⟨

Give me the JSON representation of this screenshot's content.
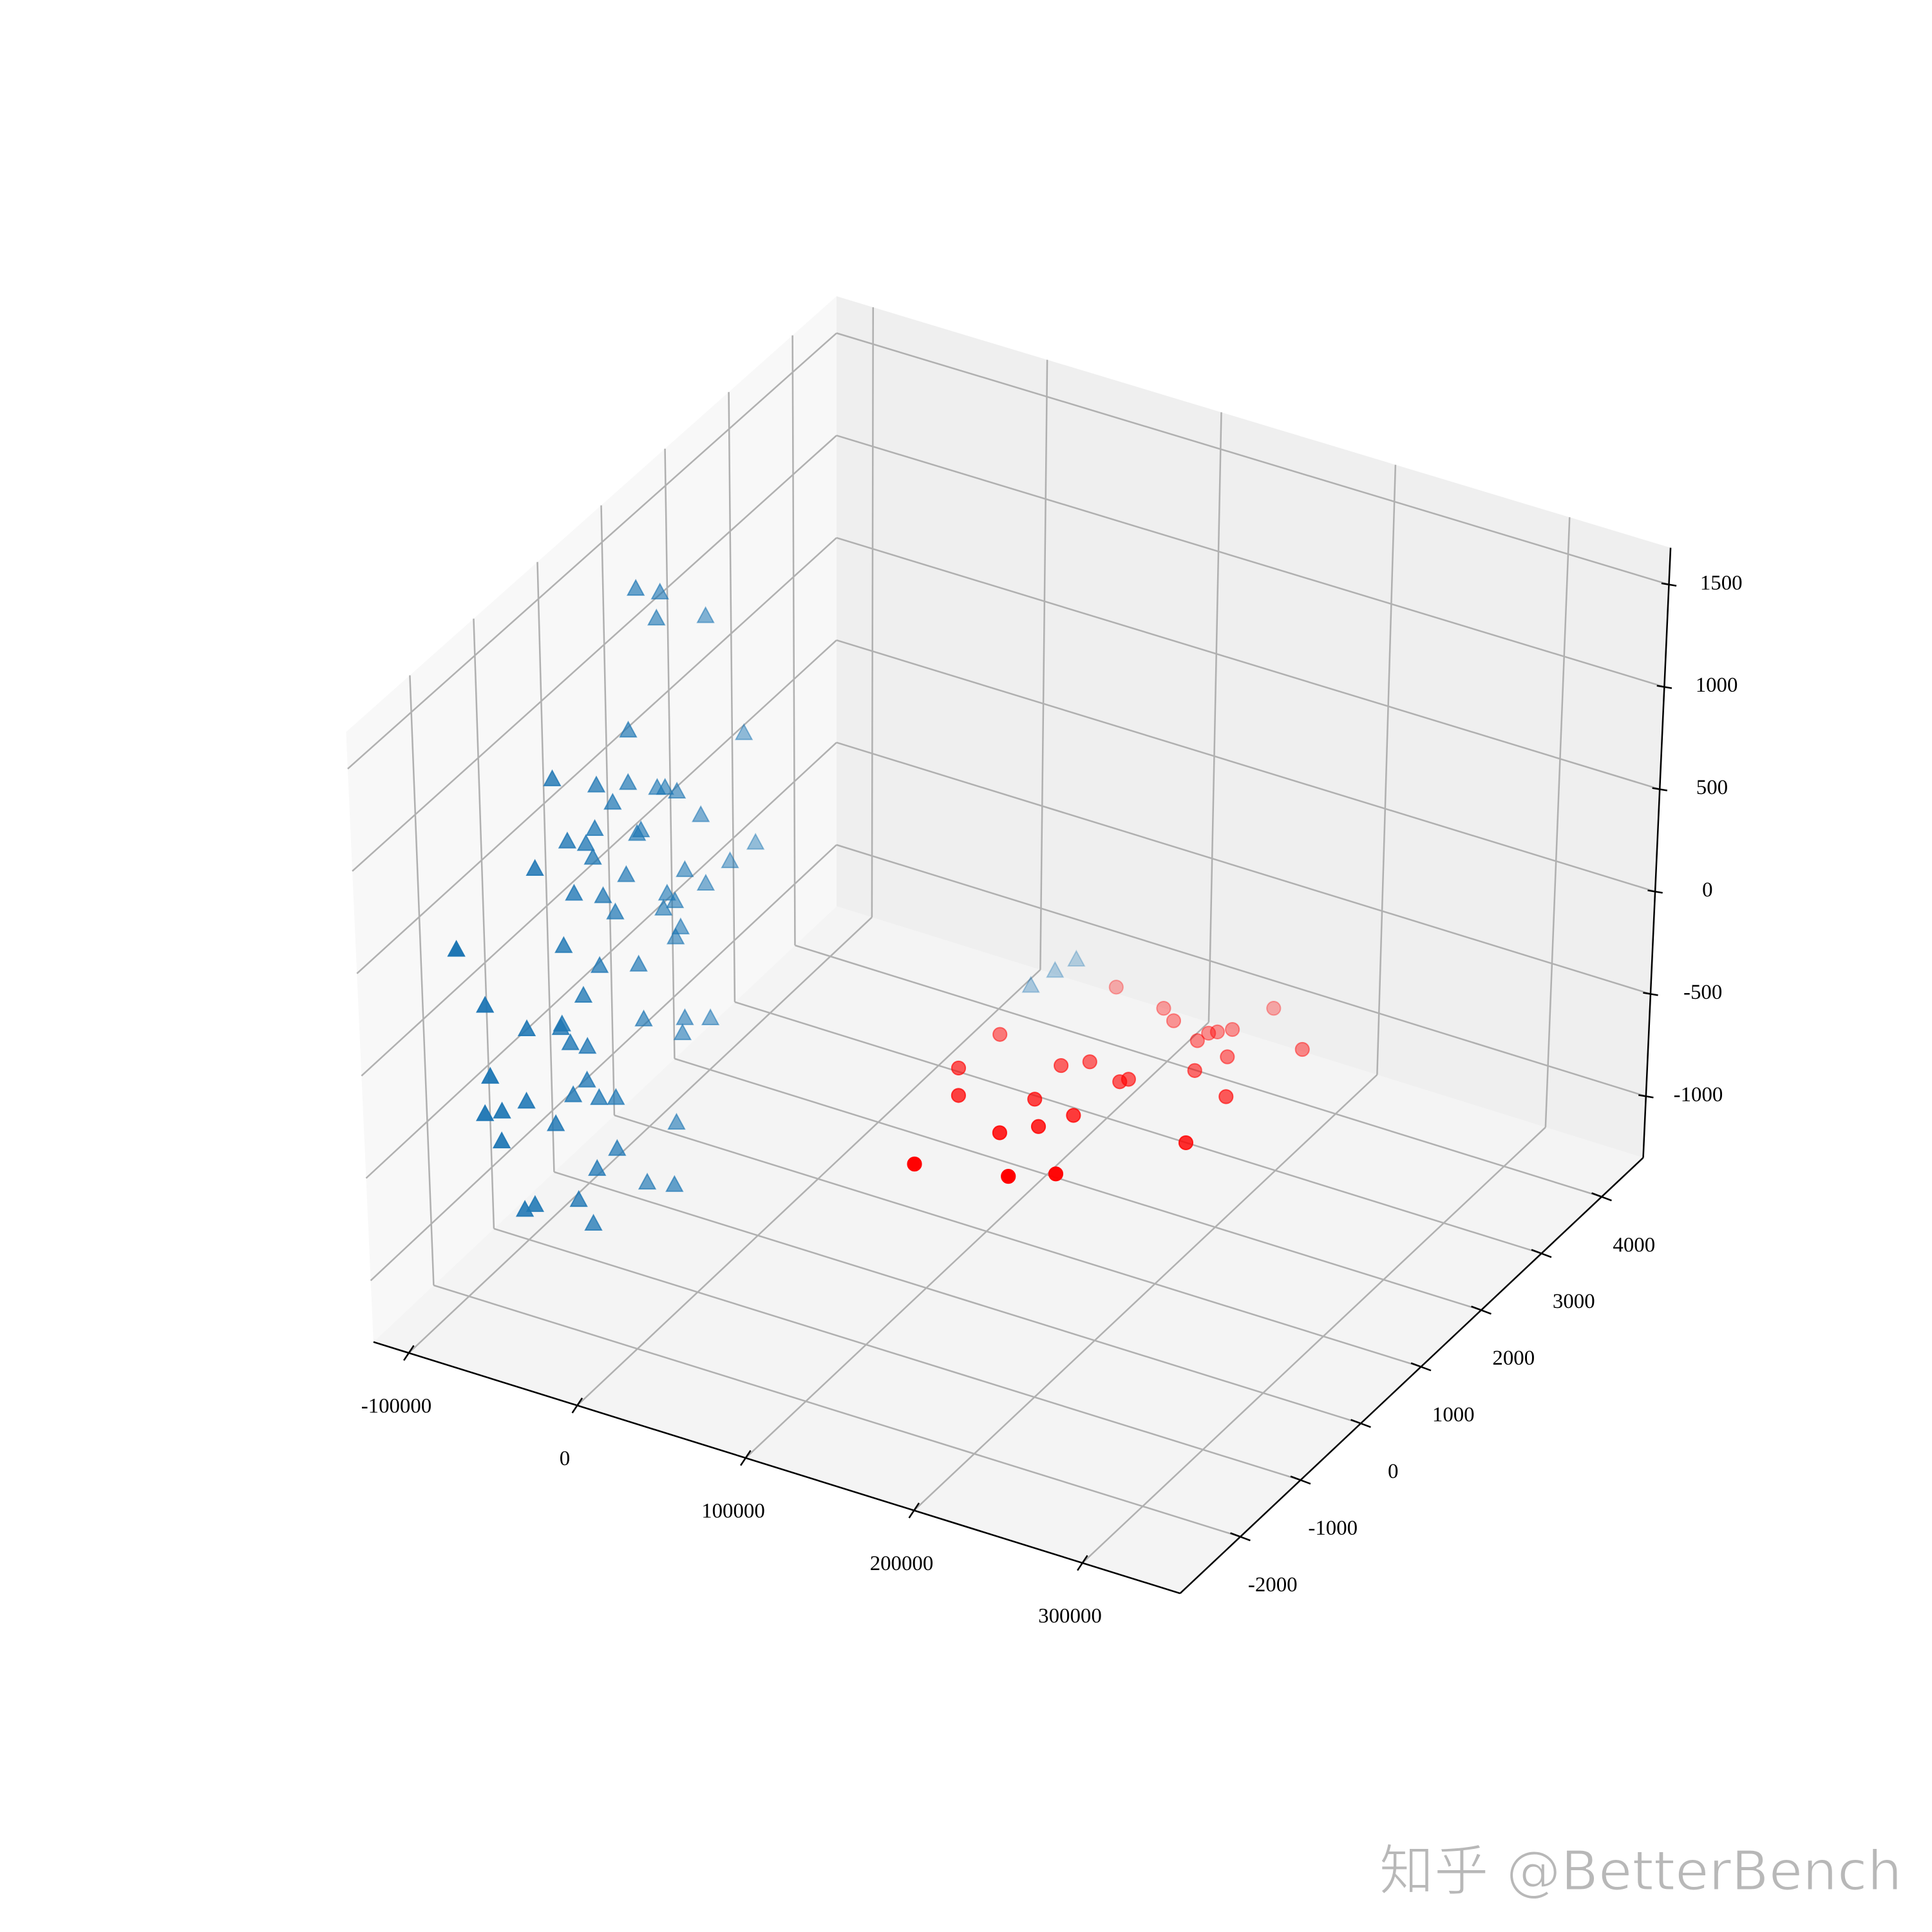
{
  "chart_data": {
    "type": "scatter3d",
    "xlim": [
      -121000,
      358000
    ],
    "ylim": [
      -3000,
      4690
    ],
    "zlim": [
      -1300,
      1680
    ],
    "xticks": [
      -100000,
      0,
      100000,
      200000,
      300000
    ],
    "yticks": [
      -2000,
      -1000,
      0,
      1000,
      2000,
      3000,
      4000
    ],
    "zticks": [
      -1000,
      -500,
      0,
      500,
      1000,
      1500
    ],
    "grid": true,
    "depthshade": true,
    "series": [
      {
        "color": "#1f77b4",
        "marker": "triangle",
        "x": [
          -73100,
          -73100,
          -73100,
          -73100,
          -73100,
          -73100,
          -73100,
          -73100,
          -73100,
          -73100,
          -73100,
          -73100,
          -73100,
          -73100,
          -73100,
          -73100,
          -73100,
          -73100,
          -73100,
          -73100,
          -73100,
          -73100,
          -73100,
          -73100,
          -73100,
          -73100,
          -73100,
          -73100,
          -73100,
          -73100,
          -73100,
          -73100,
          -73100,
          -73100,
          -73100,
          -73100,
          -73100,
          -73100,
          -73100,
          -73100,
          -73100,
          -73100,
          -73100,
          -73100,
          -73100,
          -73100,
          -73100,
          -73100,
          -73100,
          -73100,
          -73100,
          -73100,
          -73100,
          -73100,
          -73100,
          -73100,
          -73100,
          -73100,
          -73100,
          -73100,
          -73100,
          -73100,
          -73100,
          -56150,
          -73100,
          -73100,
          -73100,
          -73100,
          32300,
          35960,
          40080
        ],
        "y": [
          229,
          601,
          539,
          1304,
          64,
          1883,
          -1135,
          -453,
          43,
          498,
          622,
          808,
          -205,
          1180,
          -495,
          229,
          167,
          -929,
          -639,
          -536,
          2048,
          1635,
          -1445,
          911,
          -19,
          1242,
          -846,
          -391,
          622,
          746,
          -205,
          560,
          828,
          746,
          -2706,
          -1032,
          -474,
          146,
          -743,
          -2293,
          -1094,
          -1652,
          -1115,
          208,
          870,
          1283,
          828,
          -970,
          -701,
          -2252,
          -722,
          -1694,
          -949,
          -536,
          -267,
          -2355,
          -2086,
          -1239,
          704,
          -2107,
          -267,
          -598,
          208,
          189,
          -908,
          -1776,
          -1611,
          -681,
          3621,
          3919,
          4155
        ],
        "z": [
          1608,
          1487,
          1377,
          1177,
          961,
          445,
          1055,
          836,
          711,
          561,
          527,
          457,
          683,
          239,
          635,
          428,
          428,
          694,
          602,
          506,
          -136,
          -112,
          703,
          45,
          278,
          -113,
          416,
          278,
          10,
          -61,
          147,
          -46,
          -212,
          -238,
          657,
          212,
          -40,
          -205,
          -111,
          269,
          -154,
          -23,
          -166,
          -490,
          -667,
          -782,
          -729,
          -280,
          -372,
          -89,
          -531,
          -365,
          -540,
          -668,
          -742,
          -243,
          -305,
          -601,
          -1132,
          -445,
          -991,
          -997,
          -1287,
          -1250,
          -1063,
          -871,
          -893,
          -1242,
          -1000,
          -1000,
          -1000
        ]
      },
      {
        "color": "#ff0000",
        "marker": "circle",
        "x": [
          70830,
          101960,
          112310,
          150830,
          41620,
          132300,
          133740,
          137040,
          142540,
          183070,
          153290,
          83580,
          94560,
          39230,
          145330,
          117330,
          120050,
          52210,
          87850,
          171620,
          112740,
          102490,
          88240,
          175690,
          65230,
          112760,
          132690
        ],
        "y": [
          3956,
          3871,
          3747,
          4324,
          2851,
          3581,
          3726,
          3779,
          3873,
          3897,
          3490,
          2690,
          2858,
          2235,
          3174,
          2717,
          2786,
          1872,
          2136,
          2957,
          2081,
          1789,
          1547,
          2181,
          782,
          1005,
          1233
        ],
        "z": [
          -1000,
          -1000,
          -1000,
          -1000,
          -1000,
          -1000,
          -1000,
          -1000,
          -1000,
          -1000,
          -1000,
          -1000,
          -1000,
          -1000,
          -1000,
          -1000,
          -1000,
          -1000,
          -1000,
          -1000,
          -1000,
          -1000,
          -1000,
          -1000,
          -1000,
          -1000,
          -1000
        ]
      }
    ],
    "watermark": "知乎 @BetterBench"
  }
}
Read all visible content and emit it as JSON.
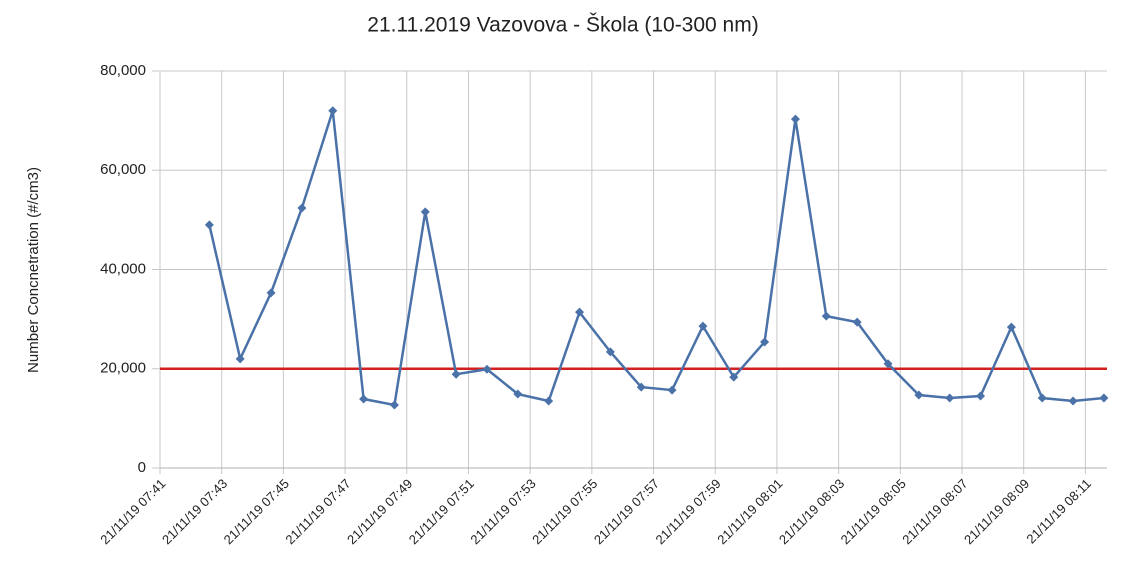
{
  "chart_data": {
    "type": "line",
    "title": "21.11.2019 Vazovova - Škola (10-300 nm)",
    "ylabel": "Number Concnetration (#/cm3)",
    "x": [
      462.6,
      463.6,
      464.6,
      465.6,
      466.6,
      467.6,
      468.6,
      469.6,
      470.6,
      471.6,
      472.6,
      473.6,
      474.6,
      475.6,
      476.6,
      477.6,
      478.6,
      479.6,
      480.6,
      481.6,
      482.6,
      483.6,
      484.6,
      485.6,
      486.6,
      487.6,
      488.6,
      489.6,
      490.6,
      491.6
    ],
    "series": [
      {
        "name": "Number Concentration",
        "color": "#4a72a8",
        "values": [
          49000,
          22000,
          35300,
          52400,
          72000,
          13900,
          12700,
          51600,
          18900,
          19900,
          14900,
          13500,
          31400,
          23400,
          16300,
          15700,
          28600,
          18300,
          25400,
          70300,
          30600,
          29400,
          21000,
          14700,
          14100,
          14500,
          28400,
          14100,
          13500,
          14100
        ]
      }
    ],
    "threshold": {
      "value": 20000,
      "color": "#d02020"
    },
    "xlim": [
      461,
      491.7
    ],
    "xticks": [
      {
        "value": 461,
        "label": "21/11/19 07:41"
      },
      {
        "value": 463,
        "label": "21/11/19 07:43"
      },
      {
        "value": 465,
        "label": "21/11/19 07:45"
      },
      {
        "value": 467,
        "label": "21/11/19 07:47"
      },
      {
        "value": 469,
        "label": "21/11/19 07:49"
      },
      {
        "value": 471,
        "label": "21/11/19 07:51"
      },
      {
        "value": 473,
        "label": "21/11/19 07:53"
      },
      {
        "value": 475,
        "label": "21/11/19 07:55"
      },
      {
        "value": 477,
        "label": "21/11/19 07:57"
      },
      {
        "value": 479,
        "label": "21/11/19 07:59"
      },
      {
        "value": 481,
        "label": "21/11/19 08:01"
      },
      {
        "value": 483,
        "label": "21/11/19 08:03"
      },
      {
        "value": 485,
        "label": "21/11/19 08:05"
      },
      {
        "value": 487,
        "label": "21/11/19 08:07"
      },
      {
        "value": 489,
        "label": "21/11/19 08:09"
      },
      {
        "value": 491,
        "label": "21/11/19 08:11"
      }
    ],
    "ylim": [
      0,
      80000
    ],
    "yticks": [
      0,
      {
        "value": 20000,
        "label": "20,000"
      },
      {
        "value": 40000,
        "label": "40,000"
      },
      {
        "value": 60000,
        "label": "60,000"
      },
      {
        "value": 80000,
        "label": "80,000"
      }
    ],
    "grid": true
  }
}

⟩

**Written instruction**
Copy each line of the records containing the string "content".

**The result**
Give me the JSON representation of this screenshot's content.
Read all visible content and emit it as JSON.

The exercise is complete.